[Task directions]: Copy every line with the string "县教体局" in it.
※
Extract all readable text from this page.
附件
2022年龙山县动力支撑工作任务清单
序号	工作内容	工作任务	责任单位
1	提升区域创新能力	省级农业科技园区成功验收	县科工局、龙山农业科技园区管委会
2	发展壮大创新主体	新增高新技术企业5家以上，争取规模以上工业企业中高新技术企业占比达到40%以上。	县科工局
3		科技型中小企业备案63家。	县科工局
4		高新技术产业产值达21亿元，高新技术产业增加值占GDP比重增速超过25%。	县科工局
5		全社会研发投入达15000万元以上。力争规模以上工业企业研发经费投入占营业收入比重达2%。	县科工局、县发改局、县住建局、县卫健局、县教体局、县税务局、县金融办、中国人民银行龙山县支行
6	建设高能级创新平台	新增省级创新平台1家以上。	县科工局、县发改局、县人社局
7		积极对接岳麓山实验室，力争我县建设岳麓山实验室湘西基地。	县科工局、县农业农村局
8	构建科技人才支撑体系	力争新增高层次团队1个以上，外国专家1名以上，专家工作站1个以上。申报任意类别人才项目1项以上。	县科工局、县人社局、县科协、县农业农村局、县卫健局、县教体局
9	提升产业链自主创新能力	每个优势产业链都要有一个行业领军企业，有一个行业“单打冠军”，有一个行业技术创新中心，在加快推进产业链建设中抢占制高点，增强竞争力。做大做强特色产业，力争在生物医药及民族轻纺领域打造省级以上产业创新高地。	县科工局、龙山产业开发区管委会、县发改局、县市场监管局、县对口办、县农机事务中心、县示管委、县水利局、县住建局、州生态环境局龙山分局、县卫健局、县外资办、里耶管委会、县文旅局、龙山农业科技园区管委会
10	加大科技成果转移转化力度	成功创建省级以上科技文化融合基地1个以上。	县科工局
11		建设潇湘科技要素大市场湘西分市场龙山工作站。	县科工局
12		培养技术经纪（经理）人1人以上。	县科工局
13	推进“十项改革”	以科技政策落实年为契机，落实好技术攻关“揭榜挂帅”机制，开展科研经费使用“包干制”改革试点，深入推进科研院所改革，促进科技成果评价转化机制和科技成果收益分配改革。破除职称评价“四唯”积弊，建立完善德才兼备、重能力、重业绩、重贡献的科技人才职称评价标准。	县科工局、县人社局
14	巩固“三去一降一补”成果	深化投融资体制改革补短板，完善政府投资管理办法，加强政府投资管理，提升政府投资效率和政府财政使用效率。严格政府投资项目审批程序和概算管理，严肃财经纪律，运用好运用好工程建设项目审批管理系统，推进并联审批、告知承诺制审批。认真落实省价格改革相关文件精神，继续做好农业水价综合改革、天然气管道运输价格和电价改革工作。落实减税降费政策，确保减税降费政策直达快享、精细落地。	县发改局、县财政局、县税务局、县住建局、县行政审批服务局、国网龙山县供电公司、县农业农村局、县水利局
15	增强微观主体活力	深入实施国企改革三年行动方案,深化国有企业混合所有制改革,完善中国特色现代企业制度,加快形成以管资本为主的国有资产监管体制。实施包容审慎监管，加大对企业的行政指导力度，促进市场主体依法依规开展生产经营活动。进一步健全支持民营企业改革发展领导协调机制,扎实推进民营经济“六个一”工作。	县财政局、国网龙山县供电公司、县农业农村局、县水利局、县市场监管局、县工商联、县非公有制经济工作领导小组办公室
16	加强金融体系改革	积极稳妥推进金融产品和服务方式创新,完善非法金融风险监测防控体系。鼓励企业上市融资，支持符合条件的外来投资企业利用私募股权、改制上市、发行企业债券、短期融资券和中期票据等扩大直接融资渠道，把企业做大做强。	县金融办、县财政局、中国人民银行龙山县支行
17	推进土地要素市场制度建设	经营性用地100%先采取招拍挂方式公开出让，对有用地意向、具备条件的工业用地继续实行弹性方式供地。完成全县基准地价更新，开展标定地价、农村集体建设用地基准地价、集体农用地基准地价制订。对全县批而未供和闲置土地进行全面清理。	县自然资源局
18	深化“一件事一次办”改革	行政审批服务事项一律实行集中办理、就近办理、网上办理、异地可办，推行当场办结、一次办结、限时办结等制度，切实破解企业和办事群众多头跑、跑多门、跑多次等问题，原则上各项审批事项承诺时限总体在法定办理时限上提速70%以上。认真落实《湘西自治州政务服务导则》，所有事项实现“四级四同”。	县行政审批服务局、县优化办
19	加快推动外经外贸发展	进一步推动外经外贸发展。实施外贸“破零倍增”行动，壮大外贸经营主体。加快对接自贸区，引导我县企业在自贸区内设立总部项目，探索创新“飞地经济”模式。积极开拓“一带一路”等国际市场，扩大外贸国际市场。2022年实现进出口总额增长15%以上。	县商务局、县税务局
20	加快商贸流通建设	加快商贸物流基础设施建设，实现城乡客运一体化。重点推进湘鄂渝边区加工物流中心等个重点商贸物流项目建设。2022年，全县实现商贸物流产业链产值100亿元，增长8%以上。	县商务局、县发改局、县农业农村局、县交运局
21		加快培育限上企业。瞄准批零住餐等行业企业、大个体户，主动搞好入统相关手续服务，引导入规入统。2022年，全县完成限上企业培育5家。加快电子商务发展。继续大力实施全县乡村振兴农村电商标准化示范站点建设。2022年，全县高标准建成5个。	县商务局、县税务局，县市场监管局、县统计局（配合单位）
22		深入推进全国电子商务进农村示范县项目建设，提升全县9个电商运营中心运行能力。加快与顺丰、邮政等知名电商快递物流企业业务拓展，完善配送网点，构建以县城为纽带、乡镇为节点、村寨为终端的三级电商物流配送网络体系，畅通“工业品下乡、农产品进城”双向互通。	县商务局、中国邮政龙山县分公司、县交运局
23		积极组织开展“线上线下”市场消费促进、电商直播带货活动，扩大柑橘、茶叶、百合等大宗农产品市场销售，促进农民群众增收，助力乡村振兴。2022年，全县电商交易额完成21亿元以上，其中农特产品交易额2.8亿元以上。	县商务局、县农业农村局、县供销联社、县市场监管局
※
[Worked answer]:
5		全社会研发投入达15000万元以上。力争规模以上工业企业研发经费投入占营业收入比重达2%。	县科工局、县发改局、县住建局、县卫健局、县教体局、县税务局、县金融办、中国人民银行龙山县支行
8	构建科技人才支撑体系	力争新增高层次团队1个以上，外国专家1名以上，专家工作站1个以上。申报任意类别人才项目1项以上。	县科工局、县人社局、县科协、县农业农村局、县卫健局、县教体局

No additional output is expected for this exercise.